BEGIN EXERCISE MATERIAL

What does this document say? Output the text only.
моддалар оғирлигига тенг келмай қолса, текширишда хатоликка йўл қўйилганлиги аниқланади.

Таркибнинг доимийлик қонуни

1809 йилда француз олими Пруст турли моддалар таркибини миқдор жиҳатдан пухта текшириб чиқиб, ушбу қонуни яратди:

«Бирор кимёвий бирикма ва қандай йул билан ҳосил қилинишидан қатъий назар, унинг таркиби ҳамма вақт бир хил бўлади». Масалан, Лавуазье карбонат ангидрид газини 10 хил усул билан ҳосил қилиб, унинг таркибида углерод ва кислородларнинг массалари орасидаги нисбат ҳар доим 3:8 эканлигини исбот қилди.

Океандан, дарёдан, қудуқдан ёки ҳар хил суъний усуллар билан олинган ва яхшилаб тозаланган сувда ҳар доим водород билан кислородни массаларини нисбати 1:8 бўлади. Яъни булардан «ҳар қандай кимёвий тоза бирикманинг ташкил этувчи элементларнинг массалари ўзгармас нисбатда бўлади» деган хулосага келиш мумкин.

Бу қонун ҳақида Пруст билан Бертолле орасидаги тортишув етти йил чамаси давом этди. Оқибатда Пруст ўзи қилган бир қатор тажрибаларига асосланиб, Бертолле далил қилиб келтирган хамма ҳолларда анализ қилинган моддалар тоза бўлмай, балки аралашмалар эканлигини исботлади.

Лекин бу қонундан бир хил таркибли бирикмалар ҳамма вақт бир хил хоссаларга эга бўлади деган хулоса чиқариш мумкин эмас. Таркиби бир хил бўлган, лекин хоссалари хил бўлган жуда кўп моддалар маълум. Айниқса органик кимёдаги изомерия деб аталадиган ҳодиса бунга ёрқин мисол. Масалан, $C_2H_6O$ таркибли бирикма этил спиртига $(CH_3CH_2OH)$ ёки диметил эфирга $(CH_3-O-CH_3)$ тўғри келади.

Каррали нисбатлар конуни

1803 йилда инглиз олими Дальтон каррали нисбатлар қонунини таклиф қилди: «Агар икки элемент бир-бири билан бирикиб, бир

END EXERCISE MATERIAL

**YOUR INSTRUCTIONS:**
How many lines of these entries contain "Пруст"? Answer with the number and nothing else.

**EXERCISE ANSWER:**
2